AVAILABLE RECORDS:
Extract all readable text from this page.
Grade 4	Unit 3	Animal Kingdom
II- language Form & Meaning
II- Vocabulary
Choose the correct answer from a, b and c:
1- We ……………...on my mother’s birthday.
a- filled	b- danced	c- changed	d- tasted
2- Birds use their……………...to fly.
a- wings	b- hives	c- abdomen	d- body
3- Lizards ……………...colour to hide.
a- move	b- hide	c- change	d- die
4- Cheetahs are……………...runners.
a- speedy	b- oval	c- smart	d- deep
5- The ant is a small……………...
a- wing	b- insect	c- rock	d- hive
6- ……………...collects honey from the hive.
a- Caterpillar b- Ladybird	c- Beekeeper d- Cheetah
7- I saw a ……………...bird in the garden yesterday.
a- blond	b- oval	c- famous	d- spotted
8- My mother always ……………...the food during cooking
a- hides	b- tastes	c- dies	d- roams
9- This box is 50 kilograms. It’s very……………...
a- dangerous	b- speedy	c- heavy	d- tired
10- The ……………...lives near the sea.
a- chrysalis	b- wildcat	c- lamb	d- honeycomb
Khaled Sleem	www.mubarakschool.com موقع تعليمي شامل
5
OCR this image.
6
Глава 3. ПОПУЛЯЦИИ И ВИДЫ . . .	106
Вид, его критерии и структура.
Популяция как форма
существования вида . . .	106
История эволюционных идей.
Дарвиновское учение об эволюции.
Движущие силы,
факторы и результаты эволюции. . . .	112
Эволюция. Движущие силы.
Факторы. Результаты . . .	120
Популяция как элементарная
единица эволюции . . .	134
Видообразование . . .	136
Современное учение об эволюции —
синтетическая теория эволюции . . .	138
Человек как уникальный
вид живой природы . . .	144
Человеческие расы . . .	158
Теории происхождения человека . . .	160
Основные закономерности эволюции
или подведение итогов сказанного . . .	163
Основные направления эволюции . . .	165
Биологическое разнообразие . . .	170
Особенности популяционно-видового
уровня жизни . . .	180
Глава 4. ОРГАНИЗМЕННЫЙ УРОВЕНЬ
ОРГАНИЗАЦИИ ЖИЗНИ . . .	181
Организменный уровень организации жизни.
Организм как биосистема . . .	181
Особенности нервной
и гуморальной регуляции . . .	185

WORK INSTRUCTIONS: Print the whole listing again, exactly.

RESULT BELOW:
Extract all readable text from this page.
Grade 4	Unit 3	Animal Kingdom
II- language Form & Meaning
II- Vocabulary
Choose the correct answer from a, b and c:
1- We ……………...on my mother’s birthday.
a- filled	b- danced	c- changed	d- tasted
2- Birds use their……………...to fly.
a- wings	b- hives	c- abdomen	d- body
3- Lizards ……………...colour to hide.
a- move	b- hide	c- change	d- die
4- Cheetahs are……………...runners.
a- speedy	b- oval	c- smart	d- deep
5- The ant is a small……………...
a- wing	b- insect	c- rock	d- hive
6- ……………...collects honey from the hive.
a- Caterpillar b- Ladybird	c- Beekeeper d- Cheetah
7- I saw a ……………...bird in the garden yesterday.
a- blond	b- oval	c- famous	d- spotted
8- My mother always ……………...the food during cooking
a- hides	b- tastes	c- dies	d- roams
9- This box is 50 kilograms. It’s very……………...
a- dangerous	b- speedy	c- heavy	d- tired
10- The ……………...lives near the sea.
a- chrysalis	b- wildcat	c- lamb	d- honeycomb
Khaled Sleem	www.mubarakschool.com موقع تعليمي شامل
5
OCR this image.
6
Глава 3. ПОПУЛЯЦИИ И ВИДЫ . . .	106
Вид, его критерии и структура.
Популяция как форма
существования вида . . .	106
История эволюционных идей.
Дарвиновское учение об эволюции.
Движущие силы,
факторы и результаты эволюции. . . .	112
Эволюция. Движущие силы.
Факторы. Результаты . . .	120
Популяция как элементарная
единица эволюции . . .	134
Видообразование . . .	136
Современное учение об эволюции —
синтетическая теория эволюции . . .	138
Человек как уникальный
вид живой природы . . .	144
Человеческие расы . . .	158
Теории происхождения человека . . .	160
Основные закономерности эволюции
или подведение итогов сказанного . . .	163
Основные направления эволюции . . .	165
Биологическое разнообразие . . .	170
Особенности популяционно-видового
уровня жизни . . .	180
Глава 4. ОРГАНИЗМЕННЫЙ УРОВЕНЬ
ОРГАНИЗАЦИИ ЖИЗНИ . . .	181
Организменный уровень организации жизни.
Организм как биосистема . . .	181
Особенности нервной
и гуморальной регуляции . . .	185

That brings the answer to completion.